• **Task statement**
Rewrite every one of the rows below as a numbered list, leaving out any blank lines.

• **Dataset records**
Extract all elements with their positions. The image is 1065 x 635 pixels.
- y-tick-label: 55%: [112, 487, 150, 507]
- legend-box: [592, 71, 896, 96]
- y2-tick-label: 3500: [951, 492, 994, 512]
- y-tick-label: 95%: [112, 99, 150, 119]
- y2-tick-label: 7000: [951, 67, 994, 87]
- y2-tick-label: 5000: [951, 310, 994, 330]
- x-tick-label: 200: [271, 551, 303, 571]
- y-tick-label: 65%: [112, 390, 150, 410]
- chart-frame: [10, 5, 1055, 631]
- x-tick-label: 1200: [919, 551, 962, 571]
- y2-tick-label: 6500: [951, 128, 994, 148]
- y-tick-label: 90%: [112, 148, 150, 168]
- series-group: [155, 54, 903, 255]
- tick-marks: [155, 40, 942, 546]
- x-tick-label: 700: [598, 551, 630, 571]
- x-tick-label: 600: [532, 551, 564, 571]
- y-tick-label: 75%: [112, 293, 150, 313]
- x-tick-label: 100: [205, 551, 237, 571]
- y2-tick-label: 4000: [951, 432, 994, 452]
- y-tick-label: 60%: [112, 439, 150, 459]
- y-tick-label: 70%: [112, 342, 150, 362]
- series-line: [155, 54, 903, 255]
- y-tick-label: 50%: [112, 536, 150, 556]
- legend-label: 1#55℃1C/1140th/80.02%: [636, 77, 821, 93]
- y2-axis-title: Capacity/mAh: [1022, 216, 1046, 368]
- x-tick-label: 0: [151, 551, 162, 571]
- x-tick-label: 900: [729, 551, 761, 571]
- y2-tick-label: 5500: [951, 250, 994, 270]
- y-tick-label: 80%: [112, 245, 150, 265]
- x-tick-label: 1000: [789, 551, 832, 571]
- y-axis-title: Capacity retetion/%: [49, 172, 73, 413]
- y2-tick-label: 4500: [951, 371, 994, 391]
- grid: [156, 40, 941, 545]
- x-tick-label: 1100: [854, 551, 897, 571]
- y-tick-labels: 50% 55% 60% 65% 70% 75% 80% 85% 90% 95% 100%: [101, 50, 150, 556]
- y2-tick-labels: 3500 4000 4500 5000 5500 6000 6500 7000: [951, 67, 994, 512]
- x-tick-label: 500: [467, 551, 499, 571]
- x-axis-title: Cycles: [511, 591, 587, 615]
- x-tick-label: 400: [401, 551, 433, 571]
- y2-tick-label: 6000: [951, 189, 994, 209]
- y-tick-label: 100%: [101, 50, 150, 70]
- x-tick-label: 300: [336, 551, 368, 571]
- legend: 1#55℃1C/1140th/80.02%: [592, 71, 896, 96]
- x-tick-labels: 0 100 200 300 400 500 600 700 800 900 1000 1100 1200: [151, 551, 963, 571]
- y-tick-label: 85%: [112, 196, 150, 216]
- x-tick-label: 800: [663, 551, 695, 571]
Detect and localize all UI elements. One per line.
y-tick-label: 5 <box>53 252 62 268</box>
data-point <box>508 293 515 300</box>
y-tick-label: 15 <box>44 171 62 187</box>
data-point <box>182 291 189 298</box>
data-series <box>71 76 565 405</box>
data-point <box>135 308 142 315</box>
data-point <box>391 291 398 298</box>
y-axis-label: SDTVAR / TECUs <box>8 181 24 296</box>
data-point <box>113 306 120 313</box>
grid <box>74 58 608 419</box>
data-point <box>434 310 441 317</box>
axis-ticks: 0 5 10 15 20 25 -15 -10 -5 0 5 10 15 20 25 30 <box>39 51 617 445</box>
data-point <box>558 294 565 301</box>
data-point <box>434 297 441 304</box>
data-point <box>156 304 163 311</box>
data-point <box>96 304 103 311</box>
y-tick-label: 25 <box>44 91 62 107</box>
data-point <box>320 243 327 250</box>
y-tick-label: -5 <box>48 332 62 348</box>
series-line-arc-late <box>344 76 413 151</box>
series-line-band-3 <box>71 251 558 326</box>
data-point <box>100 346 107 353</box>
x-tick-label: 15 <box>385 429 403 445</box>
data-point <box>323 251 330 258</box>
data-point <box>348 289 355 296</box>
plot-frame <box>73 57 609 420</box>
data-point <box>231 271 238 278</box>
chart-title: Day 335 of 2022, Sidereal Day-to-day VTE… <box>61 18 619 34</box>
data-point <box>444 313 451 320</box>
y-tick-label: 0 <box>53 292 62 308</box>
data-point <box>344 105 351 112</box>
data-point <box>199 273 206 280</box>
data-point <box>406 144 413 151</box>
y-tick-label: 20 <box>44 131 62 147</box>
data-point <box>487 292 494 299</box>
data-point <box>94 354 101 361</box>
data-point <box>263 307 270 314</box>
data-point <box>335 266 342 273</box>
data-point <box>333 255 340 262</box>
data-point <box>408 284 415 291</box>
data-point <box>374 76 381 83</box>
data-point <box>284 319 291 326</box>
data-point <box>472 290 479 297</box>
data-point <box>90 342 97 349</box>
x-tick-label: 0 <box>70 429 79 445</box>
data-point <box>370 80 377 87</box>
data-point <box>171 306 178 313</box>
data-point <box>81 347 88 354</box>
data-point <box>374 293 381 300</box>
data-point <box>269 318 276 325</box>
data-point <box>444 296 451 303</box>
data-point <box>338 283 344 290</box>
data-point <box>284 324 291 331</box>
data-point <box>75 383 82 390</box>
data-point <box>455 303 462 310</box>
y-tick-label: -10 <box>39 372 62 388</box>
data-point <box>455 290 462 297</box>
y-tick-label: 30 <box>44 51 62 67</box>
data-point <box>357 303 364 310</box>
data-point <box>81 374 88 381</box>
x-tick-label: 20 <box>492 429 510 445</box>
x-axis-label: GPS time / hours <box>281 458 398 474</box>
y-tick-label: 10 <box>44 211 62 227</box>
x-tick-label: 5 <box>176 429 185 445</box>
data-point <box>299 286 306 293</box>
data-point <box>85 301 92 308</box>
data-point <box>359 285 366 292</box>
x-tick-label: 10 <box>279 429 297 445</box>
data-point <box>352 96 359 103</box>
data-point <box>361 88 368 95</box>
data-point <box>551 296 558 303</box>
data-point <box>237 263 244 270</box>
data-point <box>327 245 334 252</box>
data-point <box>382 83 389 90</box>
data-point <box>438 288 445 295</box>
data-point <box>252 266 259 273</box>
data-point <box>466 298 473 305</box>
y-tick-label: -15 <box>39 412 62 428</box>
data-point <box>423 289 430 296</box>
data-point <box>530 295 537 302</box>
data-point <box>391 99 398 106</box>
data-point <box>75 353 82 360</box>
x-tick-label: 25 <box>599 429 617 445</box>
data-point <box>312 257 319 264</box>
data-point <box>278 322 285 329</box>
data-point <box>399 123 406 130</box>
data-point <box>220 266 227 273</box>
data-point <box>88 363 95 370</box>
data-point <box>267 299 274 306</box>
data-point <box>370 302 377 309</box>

• **Problem solution**
1. Extract all elements with their positions. The image is 1065 x 635 pixels.
2. - y-tick-label: 55%: [112, 487, 150, 507]
3. - legend-box: [592, 71, 896, 96]
4. - y2-tick-label: 3500: [951, 492, 994, 512]
5. - y-tick-label: 95%: [112, 99, 150, 119]
6. - y2-tick-label: 7000: [951, 67, 994, 87]
7. - y2-tick-label: 5000: [951, 310, 994, 330]
8. - x-tick-label: 200: [271, 551, 303, 571]
9. - y-tick-label: 65%: [112, 390, 150, 410]
10. - chart-frame: [10, 5, 1055, 631]
11. - x-tick-label: 1200: [919, 551, 962, 571]
12. - y2-tick-label: 6500: [951, 128, 994, 148]
13. - y-tick-label: 90%: [112, 148, 150, 168]
14. - series-group: [155, 54, 903, 255]
15. - tick-marks: [155, 40, 942, 546]
16. - x-tick-label: 700: [598, 551, 630, 571]
17. - x-tick-label: 600: [532, 551, 564, 571]
18. - y-tick-label: 75%: [112, 293, 150, 313]
19. - x-tick-label: 100: [205, 551, 237, 571]
20. - y2-tick-label: 4000: [951, 432, 994, 452]
21. - y-tick-label: 60%: [112, 439, 150, 459]
22. - y-tick-label: 70%: [112, 342, 150, 362]
23. - series-line: [155, 54, 903, 255]
24. - y-tick-label: 50%: [112, 536, 150, 556]
25. - legend-label: 1#55℃1C/1140th/80.02%: [636, 77, 821, 93]
26. - y2-axis-title: Capacity/mAh: [1022, 216, 1046, 368]
27. - x-tick-label: 0: [151, 551, 162, 571]
28. - x-tick-label: 900: [729, 551, 761, 571]
29. - y2-tick-label: 5500: [951, 250, 994, 270]
30. - y-tick-label: 80%: [112, 245, 150, 265]
31. - x-tick-label: 1000: [789, 551, 832, 571]
32. - y-axis-title: Capacity retetion/%: [49, 172, 73, 413]
33. - y2-tick-label: 4500: [951, 371, 994, 391]
34. - grid: [156, 40, 941, 545]
35. - x-tick-label: 1100: [854, 551, 897, 571]
36. - y-tick-labels: 50% 55% 60% 65% 70% 75% 80% 85% 90% 95% 100%: [101, 50, 150, 556]
37. - y2-tick-labels: 3500 4000 4500 5000 5500 6000 6500 7000: [951, 67, 994, 512]
38. - x-tick-label: 500: [467, 551, 499, 571]
39. - x-axis-title: Cycles: [511, 591, 587, 615]
40. - x-tick-label: 400: [401, 551, 433, 571]
41. - y2-tick-label: 6000: [951, 189, 994, 209]
42. - y-tick-label: 100%: [101, 50, 150, 70]
43. - x-tick-label: 300: [336, 551, 368, 571]
44. - legend: 1#55℃1C/1140th/80.02%: [592, 71, 896, 96]
45. - x-tick-labels: 0 100 200 300 400 500 600 700 800 900 1000 1100 1200: [151, 551, 963, 571]
46. - y-tick-label: 85%: [112, 196, 150, 216]
47. - x-tick-label: 800: [663, 551, 695, 571]
48. Detect and localize all UI elements. One per line.
49. y-tick-label: 5 <box>53 252 62 268</box>
50. data-point <box>508 293 515 300</box>
51. y-tick-label: 15 <box>44 171 62 187</box>
52. data-point <box>182 291 189 298</box>
53. data-series <box>71 76 565 405</box>
54. data-point <box>135 308 142 315</box>
55. data-point <box>391 291 398 298</box>
56. y-axis-label: SDTVAR / TECUs <box>8 181 24 296</box>
57. data-point <box>113 306 120 313</box>
58. grid <box>74 58 608 419</box>
59. data-point <box>434 310 441 317</box>
60. axis-ticks: 0 5 10 15 20 25 -15 -10 -5 0 5 10 15 20 25 30 <box>39 51 617 445</box>
61. data-point <box>558 294 565 301</box>
62. data-point <box>434 297 441 304</box>
63. data-point <box>156 304 163 311</box>
64. data-point <box>96 304 103 311</box>
65. y-tick-label: 25 <box>44 91 62 107</box>
66. data-point <box>320 243 327 250</box>
67. y-tick-label: -5 <box>48 332 62 348</box>
68. series-line-arc-late <box>344 76 413 151</box>
69. series-line-band-3 <box>71 251 558 326</box>
70. data-point <box>100 346 107 353</box>
71. x-tick-label: 15 <box>385 429 403 445</box>
72. data-point <box>323 251 330 258</box>
73. data-point <box>348 289 355 296</box>
74. plot-frame <box>73 57 609 420</box>
75. data-point <box>231 271 238 278</box>
76. chart-title: Day 335 of 2022, Sidereal Day-to-day VTE… <box>61 18 619 34</box>
77. data-point <box>444 313 451 320</box>
78. y-tick-label: 0 <box>53 292 62 308</box>
79. data-point <box>344 105 351 112</box>
80. data-point <box>199 273 206 280</box>
81. data-point <box>406 144 413 151</box>
82. y-tick-label: 20 <box>44 131 62 147</box>
83. data-point <box>487 292 494 299</box>
84. data-point <box>94 354 101 361</box>
85. data-point <box>263 307 270 314</box>
86. data-point <box>335 266 342 273</box>
87. data-point <box>333 255 340 262</box>
88. data-point <box>408 284 415 291</box>
89. data-point <box>374 76 381 83</box>
90. data-point <box>284 319 291 326</box>
91. data-point <box>472 290 479 297</box>
92. data-point <box>90 342 97 349</box>
93. x-tick-label: 0 <box>70 429 79 445</box>
94. data-point <box>370 80 377 87</box>
95. data-point <box>171 306 178 313</box>
96. data-point <box>81 347 88 354</box>
97. data-point <box>374 293 381 300</box>
98. data-point <box>269 318 276 325</box>
99. data-point <box>444 296 451 303</box>
100. data-point <box>338 283 344 290</box>
101. data-point <box>284 324 291 331</box>
102. data-point <box>75 383 82 390</box>
103. data-point <box>455 303 462 310</box>
104. y-tick-label: -10 <box>39 372 62 388</box>
105. data-point <box>455 290 462 297</box>
106. y-tick-label: 30 <box>44 51 62 67</box>
107. data-point <box>357 303 364 310</box>
108. data-point <box>81 374 88 381</box>
109. x-tick-label: 20 <box>492 429 510 445</box>
110. x-axis-label: GPS time / hours <box>281 458 398 474</box>
111. y-tick-label: 10 <box>44 211 62 227</box>
112. x-tick-label: 5 <box>176 429 185 445</box>
113. data-point <box>299 286 306 293</box>
114. data-point <box>85 301 92 308</box>
115. data-point <box>359 285 366 292</box>
116. x-tick-label: 10 <box>279 429 297 445</box>
117. data-point <box>352 96 359 103</box>
118. data-point <box>361 88 368 95</box>
119. data-point <box>551 296 558 303</box>
120. data-point <box>237 263 244 270</box>
121. data-point <box>327 245 334 252</box>
122. data-point <box>382 83 389 90</box>
123. data-point <box>438 288 445 295</box>
124. data-point <box>252 266 259 273</box>
125. data-point <box>466 298 473 305</box>
126. y-tick-label: -15 <box>39 412 62 428</box>
127. data-point <box>423 289 430 296</box>
128. data-point <box>530 295 537 302</box>
129. data-point <box>391 99 398 106</box>
130. data-point <box>75 353 82 360</box>
131. x-tick-label: 25 <box>599 429 617 445</box>
132. data-point <box>312 257 319 264</box>
133. data-point <box>278 322 285 329</box>
134. data-point <box>399 123 406 130</box>
135. data-point <box>220 266 227 273</box>
136. data-point <box>88 363 95 370</box>
137. data-point <box>267 299 274 306</box>
138. data-point <box>370 302 377 309</box>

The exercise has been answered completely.